> _Work instructions_
Filter the entries below, keeping only lines with the word "structured".
──────
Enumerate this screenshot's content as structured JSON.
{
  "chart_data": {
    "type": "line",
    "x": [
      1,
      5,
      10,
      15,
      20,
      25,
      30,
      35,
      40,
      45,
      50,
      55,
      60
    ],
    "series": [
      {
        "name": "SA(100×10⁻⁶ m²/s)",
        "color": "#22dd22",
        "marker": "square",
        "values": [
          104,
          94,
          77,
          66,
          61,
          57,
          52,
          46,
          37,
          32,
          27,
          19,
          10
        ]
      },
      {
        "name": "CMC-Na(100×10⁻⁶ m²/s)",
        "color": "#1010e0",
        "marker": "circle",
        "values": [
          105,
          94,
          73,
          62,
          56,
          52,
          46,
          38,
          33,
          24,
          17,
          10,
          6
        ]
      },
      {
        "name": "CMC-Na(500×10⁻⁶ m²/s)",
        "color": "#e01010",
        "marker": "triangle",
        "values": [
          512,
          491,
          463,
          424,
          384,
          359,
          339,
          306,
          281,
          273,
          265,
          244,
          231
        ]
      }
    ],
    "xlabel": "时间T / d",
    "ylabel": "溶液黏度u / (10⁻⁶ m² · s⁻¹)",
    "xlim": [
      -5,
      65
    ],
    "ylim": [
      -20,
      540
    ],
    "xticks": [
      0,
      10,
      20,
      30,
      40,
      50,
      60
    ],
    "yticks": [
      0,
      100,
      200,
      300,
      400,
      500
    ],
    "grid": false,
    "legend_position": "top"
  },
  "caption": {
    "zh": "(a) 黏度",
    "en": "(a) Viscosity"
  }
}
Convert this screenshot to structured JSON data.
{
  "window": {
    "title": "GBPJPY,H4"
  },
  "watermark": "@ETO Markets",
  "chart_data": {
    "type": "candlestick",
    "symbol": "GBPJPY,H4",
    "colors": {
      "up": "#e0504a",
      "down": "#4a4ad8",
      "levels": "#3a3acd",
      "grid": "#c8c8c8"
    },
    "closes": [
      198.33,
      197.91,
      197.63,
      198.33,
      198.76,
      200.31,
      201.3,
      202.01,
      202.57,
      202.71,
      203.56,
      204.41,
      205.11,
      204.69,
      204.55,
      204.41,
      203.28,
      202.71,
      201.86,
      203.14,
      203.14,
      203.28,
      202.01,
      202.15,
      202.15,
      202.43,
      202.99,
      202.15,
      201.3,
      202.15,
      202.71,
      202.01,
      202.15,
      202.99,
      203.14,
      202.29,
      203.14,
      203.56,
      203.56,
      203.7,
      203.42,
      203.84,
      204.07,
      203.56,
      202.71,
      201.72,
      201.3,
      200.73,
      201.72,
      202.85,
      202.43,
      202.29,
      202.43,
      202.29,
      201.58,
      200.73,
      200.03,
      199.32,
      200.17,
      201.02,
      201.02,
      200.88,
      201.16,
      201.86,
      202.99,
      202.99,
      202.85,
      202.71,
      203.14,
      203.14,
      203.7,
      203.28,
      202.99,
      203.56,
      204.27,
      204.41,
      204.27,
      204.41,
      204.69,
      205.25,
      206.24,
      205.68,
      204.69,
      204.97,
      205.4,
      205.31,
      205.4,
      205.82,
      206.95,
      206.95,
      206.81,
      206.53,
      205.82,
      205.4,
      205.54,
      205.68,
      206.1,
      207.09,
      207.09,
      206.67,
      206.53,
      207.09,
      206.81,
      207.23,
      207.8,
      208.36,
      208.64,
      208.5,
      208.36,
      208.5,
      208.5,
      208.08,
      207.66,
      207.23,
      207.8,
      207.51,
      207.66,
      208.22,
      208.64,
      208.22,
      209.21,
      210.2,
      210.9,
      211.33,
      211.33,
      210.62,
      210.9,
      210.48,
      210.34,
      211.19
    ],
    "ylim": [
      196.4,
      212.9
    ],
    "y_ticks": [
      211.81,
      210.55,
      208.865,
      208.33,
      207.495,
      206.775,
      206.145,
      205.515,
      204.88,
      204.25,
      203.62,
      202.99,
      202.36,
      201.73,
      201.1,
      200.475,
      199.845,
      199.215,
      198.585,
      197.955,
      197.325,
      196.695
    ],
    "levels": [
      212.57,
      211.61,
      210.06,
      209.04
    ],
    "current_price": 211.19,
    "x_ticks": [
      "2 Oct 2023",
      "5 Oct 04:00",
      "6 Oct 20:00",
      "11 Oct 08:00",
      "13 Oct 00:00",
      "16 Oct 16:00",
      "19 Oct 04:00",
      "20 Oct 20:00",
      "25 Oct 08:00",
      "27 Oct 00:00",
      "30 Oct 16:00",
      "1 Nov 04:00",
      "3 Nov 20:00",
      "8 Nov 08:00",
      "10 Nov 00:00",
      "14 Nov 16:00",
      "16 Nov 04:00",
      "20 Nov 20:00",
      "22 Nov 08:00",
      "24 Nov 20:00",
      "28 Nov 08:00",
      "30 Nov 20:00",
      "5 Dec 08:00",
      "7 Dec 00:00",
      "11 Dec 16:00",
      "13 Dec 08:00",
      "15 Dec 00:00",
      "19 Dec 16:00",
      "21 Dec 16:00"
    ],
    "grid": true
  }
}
──────
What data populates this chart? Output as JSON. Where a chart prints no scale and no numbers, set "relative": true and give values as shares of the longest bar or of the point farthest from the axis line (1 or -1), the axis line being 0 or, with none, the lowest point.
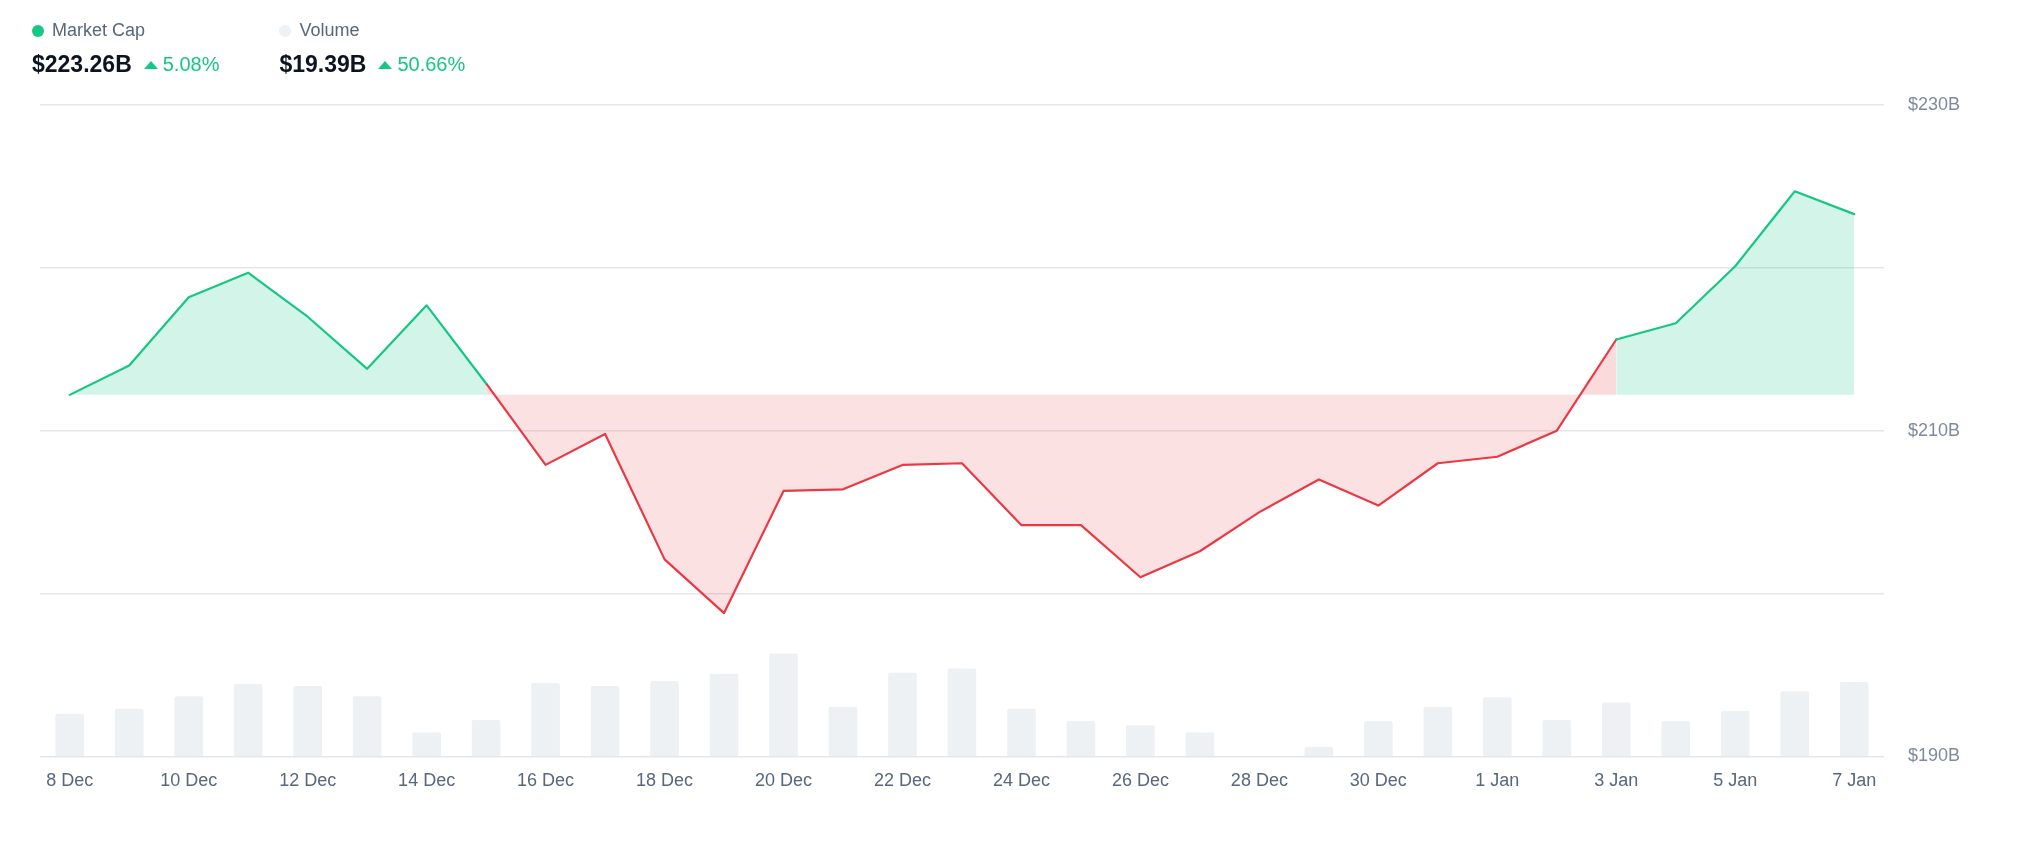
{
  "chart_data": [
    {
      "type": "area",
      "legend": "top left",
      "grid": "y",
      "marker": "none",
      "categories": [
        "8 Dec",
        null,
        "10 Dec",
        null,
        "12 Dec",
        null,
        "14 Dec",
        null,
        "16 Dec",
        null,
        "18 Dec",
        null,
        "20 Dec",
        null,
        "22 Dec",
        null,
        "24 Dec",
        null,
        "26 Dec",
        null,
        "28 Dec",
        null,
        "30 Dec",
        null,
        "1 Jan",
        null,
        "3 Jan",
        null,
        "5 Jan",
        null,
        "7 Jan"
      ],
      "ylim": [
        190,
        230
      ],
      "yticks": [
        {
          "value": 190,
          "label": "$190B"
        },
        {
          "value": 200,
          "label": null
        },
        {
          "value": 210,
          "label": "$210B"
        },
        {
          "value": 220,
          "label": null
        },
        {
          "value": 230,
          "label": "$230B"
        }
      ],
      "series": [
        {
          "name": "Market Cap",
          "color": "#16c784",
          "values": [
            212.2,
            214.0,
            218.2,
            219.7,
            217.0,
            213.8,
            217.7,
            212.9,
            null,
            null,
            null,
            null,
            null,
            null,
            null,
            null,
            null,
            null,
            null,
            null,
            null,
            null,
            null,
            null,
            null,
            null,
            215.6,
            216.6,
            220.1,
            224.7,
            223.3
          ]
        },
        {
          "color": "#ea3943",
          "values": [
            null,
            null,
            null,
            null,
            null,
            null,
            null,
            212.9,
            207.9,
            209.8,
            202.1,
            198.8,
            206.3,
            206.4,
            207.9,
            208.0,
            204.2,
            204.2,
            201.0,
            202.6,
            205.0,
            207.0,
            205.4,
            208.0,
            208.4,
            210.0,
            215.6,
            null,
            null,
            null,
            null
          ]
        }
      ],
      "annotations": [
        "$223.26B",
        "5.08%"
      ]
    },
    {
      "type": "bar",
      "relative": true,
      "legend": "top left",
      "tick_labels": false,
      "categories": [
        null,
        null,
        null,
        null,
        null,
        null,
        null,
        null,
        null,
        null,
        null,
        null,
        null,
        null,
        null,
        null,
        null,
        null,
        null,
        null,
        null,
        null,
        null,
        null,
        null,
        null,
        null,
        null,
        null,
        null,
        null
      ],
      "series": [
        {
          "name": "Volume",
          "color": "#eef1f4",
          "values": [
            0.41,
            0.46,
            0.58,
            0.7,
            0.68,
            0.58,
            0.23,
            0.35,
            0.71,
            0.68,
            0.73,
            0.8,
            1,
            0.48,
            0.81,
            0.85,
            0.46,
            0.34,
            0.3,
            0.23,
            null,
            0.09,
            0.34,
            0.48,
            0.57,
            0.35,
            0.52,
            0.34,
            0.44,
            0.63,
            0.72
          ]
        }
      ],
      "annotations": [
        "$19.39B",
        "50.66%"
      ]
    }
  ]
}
──────
> _Written solution_
Enumerate this screenshot's content as structured JSON.
Convert this screenshot to structured JSON data.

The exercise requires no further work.